Tally how many lines hold the string "náboženství". Your reply should be that number alone.
━━━━━━━━━━━━━━━━━━━━━━━━━━━━━━
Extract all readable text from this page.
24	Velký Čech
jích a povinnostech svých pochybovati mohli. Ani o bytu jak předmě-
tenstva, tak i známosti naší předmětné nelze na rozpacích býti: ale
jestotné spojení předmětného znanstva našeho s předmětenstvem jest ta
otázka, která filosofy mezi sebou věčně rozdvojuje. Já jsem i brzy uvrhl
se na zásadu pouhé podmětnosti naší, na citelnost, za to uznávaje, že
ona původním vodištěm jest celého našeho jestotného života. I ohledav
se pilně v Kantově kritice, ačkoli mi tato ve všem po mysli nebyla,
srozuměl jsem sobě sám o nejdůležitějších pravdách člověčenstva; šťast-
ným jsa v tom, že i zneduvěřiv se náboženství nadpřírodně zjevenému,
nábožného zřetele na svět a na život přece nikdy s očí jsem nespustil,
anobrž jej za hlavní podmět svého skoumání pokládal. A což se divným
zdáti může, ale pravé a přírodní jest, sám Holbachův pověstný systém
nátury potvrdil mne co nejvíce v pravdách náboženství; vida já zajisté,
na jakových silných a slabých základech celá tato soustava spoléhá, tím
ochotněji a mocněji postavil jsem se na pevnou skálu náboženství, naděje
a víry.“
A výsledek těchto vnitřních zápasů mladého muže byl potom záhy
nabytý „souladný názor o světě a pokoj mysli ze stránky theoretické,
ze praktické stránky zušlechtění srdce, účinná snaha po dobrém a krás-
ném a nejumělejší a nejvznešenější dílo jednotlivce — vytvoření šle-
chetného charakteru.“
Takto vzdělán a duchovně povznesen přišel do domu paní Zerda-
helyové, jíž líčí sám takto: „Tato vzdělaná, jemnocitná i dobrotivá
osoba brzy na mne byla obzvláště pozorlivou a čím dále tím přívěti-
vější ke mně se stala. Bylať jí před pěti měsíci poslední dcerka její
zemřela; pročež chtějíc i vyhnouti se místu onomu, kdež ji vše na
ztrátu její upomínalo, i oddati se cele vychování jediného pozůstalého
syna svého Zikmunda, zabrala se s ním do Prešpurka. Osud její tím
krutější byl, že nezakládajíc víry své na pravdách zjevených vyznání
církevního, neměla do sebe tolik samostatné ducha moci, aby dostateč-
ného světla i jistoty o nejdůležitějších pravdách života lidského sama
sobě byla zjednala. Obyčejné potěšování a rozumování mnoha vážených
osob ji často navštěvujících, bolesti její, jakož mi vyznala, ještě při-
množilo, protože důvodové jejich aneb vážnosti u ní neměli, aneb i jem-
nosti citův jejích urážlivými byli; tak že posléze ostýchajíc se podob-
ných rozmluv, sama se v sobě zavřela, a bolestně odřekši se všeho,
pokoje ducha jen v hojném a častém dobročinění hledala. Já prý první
━━━━━━━━━━━━━━━━━━━━━━━━━━━━━━
Result below — 3